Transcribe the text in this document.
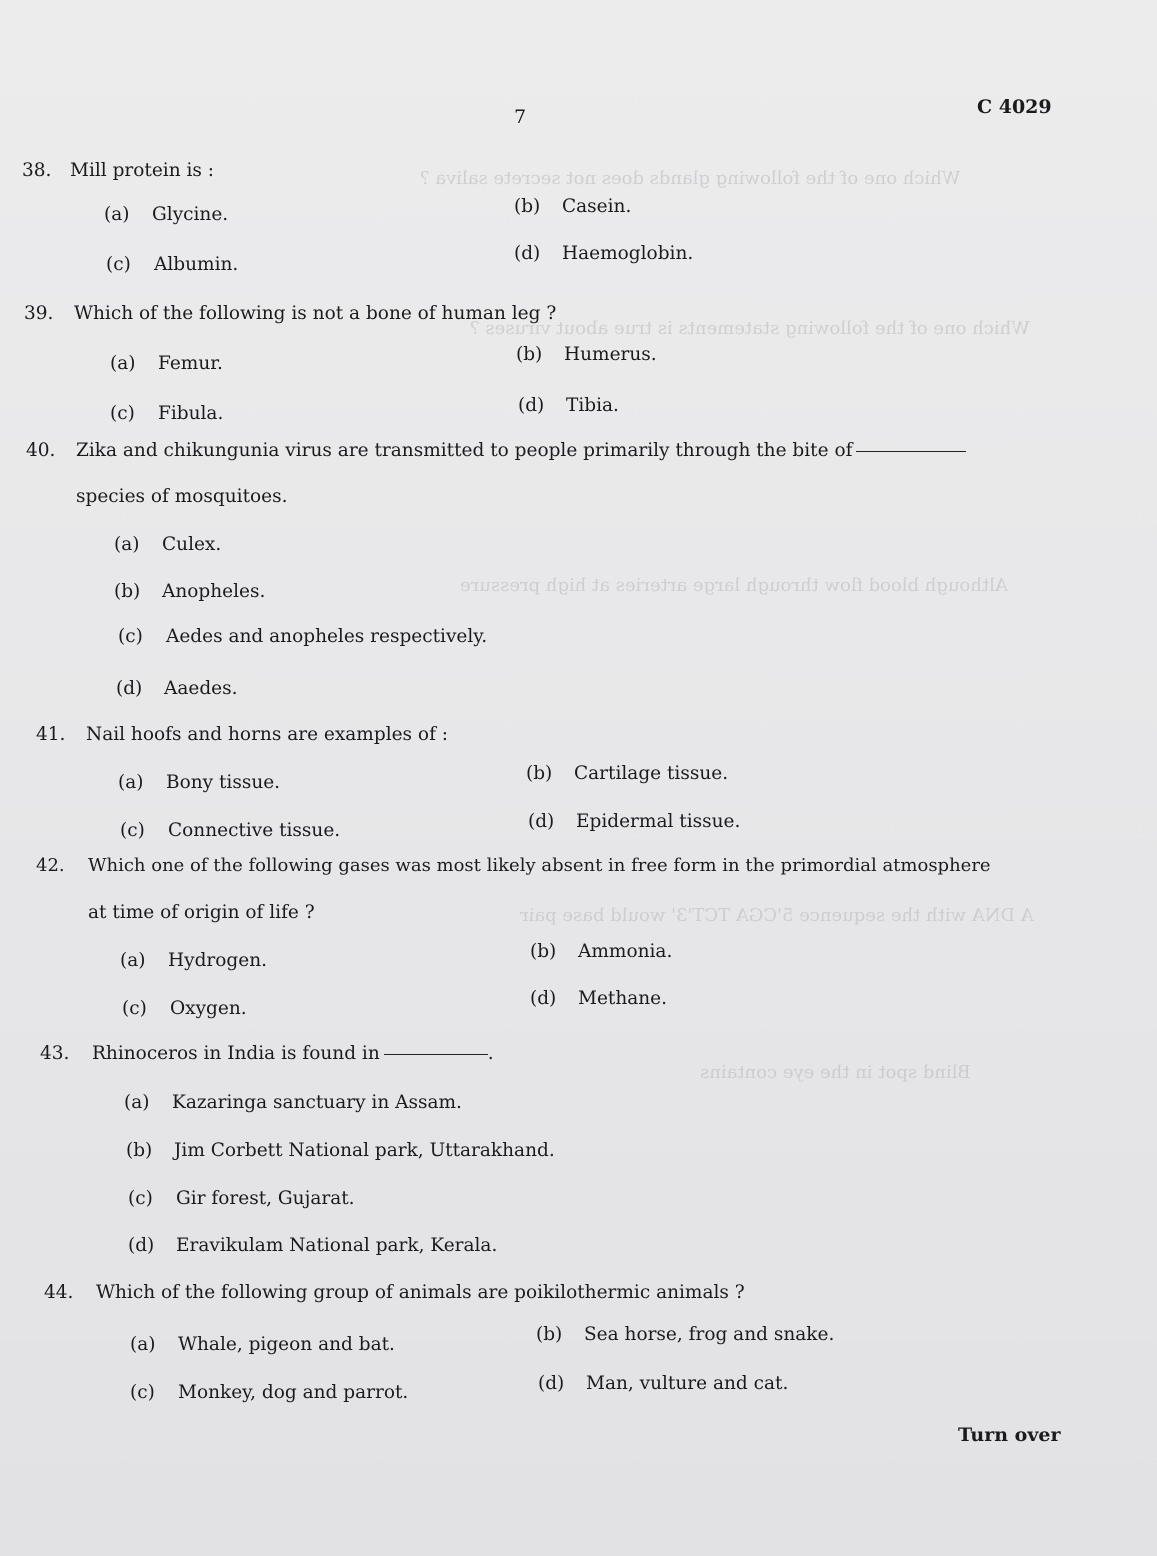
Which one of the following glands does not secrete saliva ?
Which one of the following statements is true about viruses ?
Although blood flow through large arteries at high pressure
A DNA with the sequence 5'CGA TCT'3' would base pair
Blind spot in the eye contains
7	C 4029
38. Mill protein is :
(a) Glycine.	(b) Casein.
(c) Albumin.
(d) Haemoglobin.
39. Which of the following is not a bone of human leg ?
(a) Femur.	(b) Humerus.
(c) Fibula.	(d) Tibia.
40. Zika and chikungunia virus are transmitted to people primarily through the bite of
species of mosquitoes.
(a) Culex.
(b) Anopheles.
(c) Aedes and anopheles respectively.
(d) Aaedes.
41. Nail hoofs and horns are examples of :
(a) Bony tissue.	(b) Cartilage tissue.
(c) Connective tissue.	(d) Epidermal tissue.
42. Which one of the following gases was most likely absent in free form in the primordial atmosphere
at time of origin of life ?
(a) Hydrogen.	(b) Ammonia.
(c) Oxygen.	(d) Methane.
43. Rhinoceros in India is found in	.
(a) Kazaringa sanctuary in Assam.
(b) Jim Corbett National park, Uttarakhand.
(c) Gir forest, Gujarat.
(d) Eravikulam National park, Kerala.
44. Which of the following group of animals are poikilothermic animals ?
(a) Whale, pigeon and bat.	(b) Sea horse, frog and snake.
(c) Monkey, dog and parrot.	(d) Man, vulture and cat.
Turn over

==

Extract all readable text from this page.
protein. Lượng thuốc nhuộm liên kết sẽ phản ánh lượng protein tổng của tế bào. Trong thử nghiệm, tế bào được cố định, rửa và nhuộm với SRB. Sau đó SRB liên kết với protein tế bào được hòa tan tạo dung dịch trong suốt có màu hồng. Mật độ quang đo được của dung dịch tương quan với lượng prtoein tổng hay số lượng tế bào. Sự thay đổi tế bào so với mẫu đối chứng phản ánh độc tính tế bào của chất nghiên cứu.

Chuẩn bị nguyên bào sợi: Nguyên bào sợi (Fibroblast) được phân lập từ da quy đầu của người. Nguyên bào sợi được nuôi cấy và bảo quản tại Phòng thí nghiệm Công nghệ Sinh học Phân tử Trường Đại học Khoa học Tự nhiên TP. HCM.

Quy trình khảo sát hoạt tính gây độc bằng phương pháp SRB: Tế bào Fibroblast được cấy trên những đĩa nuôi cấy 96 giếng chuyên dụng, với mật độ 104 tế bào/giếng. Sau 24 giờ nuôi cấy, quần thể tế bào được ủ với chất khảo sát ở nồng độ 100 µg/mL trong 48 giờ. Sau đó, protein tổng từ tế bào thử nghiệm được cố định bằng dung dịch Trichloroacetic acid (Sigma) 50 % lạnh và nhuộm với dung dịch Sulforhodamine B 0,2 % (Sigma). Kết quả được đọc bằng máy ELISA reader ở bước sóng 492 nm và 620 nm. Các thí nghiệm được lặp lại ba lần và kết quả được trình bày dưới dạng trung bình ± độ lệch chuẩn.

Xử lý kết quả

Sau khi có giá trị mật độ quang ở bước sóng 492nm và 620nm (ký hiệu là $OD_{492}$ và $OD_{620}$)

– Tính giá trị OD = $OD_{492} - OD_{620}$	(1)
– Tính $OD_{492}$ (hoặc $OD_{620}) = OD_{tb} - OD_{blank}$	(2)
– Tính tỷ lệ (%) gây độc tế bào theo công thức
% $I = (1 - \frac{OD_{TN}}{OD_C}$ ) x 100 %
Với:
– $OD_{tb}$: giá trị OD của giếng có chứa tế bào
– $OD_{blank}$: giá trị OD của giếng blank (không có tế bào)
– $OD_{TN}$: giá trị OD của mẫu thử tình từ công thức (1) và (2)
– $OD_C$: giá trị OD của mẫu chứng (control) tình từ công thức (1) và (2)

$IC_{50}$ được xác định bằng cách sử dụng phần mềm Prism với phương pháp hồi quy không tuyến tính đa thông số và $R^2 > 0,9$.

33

- Work instructions: Scan the records for lines that hold "pháp", and reproduce each one you find.

- Answer area:
Quy trình khảo sát hoạt tính gây độc bằng phương pháp SRB: Tế bào Fibroblast được cấy trên những đĩa nuôi cấy 96 giếng chuyên dụng, với mật độ 104 tế bào/giếng. Sau 24 giờ nuôi cấy, quần thể tế bào được ủ với chất khảo sát ở nồng độ 100 µg/mL trong 48 giờ. Sau đó, protein tổng từ tế bào thử nghiệm được cố định bằng dung dịch Trichloroacetic acid (Sigma) 50 % lạnh và nhuộm với dung dịch Sulforhodamine B 0,2 % (Sigma). Kết quả được đọc bằng máy ELISA reader ở bước sóng 492 nm và 620 nm. Các thí nghiệm được lặp lại ba lần và kết quả được trình bày dưới dạng trung bình ± độ lệch chuẩn.
$IC_{50}$ được xác định bằng cách sử dụng phần mềm Prism với phương pháp hồi quy không tuyến tính đa thông số và $R^2 > 0,9$.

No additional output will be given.